Chart and figure data:
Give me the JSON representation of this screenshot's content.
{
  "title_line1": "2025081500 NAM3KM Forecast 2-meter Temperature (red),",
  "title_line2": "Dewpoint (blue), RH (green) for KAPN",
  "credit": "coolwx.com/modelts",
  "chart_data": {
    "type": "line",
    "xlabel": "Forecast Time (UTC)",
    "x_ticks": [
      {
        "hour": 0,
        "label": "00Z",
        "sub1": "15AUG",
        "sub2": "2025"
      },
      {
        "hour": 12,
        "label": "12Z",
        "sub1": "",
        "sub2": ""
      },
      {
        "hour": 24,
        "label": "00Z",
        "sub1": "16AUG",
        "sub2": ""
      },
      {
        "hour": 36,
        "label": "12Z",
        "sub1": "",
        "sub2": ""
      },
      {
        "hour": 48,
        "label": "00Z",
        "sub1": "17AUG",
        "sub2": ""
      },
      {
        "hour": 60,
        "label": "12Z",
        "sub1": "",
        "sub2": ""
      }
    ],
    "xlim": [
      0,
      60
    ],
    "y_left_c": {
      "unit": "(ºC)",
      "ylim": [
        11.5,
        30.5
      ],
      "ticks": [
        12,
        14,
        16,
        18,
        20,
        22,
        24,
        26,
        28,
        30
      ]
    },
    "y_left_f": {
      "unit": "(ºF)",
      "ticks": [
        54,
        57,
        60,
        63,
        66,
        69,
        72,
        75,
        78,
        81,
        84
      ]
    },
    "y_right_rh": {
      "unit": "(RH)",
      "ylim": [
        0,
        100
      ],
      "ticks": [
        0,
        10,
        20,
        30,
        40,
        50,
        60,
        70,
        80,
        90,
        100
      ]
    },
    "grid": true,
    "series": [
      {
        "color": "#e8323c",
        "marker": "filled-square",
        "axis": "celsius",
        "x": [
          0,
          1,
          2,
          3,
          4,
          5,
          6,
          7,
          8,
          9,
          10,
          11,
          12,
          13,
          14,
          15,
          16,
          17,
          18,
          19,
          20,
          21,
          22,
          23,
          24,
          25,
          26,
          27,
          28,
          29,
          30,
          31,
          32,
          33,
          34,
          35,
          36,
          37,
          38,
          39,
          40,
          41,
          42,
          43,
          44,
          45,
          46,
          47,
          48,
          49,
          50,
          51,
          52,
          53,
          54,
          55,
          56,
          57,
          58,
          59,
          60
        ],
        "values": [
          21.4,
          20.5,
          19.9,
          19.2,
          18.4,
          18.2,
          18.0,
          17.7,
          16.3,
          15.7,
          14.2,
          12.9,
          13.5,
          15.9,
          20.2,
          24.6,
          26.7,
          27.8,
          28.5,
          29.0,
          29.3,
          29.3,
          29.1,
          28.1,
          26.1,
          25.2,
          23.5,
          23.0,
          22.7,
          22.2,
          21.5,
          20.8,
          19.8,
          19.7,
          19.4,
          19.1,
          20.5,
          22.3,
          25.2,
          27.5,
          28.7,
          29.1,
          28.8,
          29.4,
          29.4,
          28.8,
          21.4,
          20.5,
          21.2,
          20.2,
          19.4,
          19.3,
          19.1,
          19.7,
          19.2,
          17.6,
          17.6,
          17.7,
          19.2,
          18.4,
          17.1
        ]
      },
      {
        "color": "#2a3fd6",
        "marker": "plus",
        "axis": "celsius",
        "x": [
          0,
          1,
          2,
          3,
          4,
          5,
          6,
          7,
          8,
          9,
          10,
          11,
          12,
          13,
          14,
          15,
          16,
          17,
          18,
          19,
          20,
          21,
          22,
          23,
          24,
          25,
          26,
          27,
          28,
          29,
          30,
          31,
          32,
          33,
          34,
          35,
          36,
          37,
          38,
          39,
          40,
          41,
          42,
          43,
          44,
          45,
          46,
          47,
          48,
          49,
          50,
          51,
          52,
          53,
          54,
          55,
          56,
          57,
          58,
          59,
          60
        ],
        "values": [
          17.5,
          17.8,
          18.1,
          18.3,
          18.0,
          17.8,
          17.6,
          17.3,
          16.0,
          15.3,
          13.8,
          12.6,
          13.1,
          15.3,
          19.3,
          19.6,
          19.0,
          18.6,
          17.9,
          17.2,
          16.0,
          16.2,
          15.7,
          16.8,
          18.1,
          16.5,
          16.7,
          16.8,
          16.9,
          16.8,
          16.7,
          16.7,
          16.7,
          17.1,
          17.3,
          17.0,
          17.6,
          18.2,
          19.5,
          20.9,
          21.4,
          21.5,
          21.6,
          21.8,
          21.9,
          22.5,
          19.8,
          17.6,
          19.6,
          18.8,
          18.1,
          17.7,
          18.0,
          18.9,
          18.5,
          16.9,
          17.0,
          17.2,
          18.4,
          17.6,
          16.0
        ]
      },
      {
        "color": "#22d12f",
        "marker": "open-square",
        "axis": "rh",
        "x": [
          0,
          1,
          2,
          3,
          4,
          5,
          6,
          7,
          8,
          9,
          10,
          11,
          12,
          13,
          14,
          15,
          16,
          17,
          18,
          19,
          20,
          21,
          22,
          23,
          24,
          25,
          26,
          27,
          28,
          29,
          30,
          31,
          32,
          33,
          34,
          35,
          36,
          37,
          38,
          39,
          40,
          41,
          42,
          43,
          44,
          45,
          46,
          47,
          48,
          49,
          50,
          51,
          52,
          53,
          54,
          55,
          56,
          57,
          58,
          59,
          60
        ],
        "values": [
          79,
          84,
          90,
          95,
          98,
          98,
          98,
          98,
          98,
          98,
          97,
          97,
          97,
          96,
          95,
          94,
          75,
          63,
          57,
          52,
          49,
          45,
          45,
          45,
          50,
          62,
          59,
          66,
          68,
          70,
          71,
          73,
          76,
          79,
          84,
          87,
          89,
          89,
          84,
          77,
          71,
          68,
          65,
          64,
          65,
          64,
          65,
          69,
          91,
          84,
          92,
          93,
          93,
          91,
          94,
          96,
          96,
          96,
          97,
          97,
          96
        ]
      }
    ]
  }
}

*Stated task:*
Extract all of the data shown above and repeat it verbatim.

*Task answer:*
Give me the JSON representation of this screenshot's content.
{
  "title_line1": "2025081500 NAM3KM Forecast 2-meter Temperature (red),",
  "title_line2": "Dewpoint (blue), RH (green) for KAPN",
  "credit": "coolwx.com/modelts",
  "chart_data": {
    "type": "line",
    "xlabel": "Forecast Time (UTC)",
    "x_ticks": [
      {
        "hour": 0,
        "label": "00Z",
        "sub1": "15AUG",
        "sub2": "2025"
      },
      {
        "hour": 12,
        "label": "12Z",
        "sub1": "",
        "sub2": ""
      },
      {
        "hour": 24,
        "label": "00Z",
        "sub1": "16AUG",
        "sub2": ""
      },
      {
        "hour": 36,
        "label": "12Z",
        "sub1": "",
        "sub2": ""
      },
      {
        "hour": 48,
        "label": "00Z",
        "sub1": "17AUG",
        "sub2": ""
      },
      {
        "hour": 60,
        "label": "12Z",
        "sub1": "",
        "sub2": ""
      }
    ],
    "xlim": [
      0,
      60
    ],
    "y_left_c": {
      "unit": "(ºC)",
      "ylim": [
        11.5,
        30.5
      ],
      "ticks": [
        12,
        14,
        16,
        18,
        20,
        22,
        24,
        26,
        28,
        30
      ]
    },
    "y_left_f": {
      "unit": "(ºF)",
      "ticks": [
        54,
        57,
        60,
        63,
        66,
        69,
        72,
        75,
        78,
        81,
        84
      ]
    },
    "y_right_rh": {
      "unit": "(RH)",
      "ylim": [
        0,
        100
      ],
      "ticks": [
        0,
        10,
        20,
        30,
        40,
        50,
        60,
        70,
        80,
        90,
        100
      ]
    },
    "grid": true,
    "series": [
      {
        "color": "#e8323c",
        "marker": "filled-square",
        "axis": "celsius",
        "x": [
          0,
          1,
          2,
          3,
          4,
          5,
          6,
          7,
          8,
          9,
          10,
          11,
          12,
          13,
          14,
          15,
          16,
          17,
          18,
          19,
          20,
          21,
          22,
          23,
          24,
          25,
          26,
          27,
          28,
          29,
          30,
          31,
          32,
          33,
          34,
          35,
          36,
          37,
          38,
          39,
          40,
          41,
          42,
          43,
          44,
          45,
          46,
          47,
          48,
          49,
          50,
          51,
          52,
          53,
          54,
          55,
          56,
          57,
          58,
          59,
          60
        ],
        "values": [
          21.4,
          20.5,
          19.9,
          19.2,
          18.4,
          18.2,
          18.0,
          17.7,
          16.3,
          15.7,
          14.2,
          12.9,
          13.5,
          15.9,
          20.2,
          24.6,
          26.7,
          27.8,
          28.5,
          29.0,
          29.3,
          29.3,
          29.1,
          28.1,
          26.1,
          25.2,
          23.5,
          23.0,
          22.7,
          22.2,
          21.5,
          20.8,
          19.8,
          19.7,
          19.4,
          19.1,
          20.5,
          22.3,
          25.2,
          27.5,
          28.7,
          29.1,
          28.8,
          29.4,
          29.4,
          28.8,
          21.4,
          20.5,
          21.2,
          20.2,
          19.4,
          19.3,
          19.1,
          19.7,
          19.2,
          17.6,
          17.6,
          17.7,
          19.2,
          18.4,
          17.1
        ]
      },
      {
        "color": "#2a3fd6",
        "marker": "plus",
        "axis": "celsius",
        "x": [
          0,
          1,
          2,
          3,
          4,
          5,
          6,
          7,
          8,
          9,
          10,
          11,
          12,
          13,
          14,
          15,
          16,
          17,
          18,
          19,
          20,
          21,
          22,
          23,
          24,
          25,
          26,
          27,
          28,
          29,
          30,
          31,
          32,
          33,
          34,
          35,
          36,
          37,
          38,
          39,
          40,
          41,
          42,
          43,
          44,
          45,
          46,
          47,
          48,
          49,
          50,
          51,
          52,
          53,
          54,
          55,
          56,
          57,
          58,
          59,
          60
        ],
        "values": [
          17.5,
          17.8,
          18.1,
          18.3,
          18.0,
          17.8,
          17.6,
          17.3,
          16.0,
          15.3,
          13.8,
          12.6,
          13.1,
          15.3,
          19.3,
          19.6,
          19.0,
          18.6,
          17.9,
          17.2,
          16.0,
          16.2,
          15.7,
          16.8,
          18.1,
          16.5,
          16.7,
          16.8,
          16.9,
          16.8,
          16.7,
          16.7,
          16.7,
          17.1,
          17.3,
          17.0,
          17.6,
          18.2,
          19.5,
          20.9,
          21.4,
          21.5,
          21.6,
          21.8,
          21.9,
          22.5,
          19.8,
          17.6,
          19.6,
          18.8,
          18.1,
          17.7,
          18.0,
          18.9,
          18.5,
          16.9,
          17.0,
          17.2,
          18.4,
          17.6,
          16.0
        ]
      },
      {
        "color": "#22d12f",
        "marker": "open-square",
        "axis": "rh",
        "x": [
          0,
          1,
          2,
          3,
          4,
          5,
          6,
          7,
          8,
          9,
          10,
          11,
          12,
          13,
          14,
          15,
          16,
          17,
          18,
          19,
          20,
          21,
          22,
          23,
          24,
          25,
          26,
          27,
          28,
          29,
          30,
          31,
          32,
          33,
          34,
          35,
          36,
          37,
          38,
          39,
          40,
          41,
          42,
          43,
          44,
          45,
          46,
          47,
          48,
          49,
          50,
          51,
          52,
          53,
          54,
          55,
          56,
          57,
          58,
          59,
          60
        ],
        "values": [
          79,
          84,
          90,
          95,
          98,
          98,
          98,
          98,
          98,
          98,
          97,
          97,
          97,
          96,
          95,
          94,
          75,
          63,
          57,
          52,
          49,
          45,
          45,
          45,
          50,
          62,
          59,
          66,
          68,
          70,
          71,
          73,
          76,
          79,
          84,
          87,
          89,
          89,
          84,
          77,
          71,
          68,
          65,
          64,
          65,
          64,
          65,
          69,
          91,
          84,
          92,
          93,
          93,
          91,
          94,
          96,
          96,
          96,
          97,
          97,
          96
        ]
      }
    ]
  }
}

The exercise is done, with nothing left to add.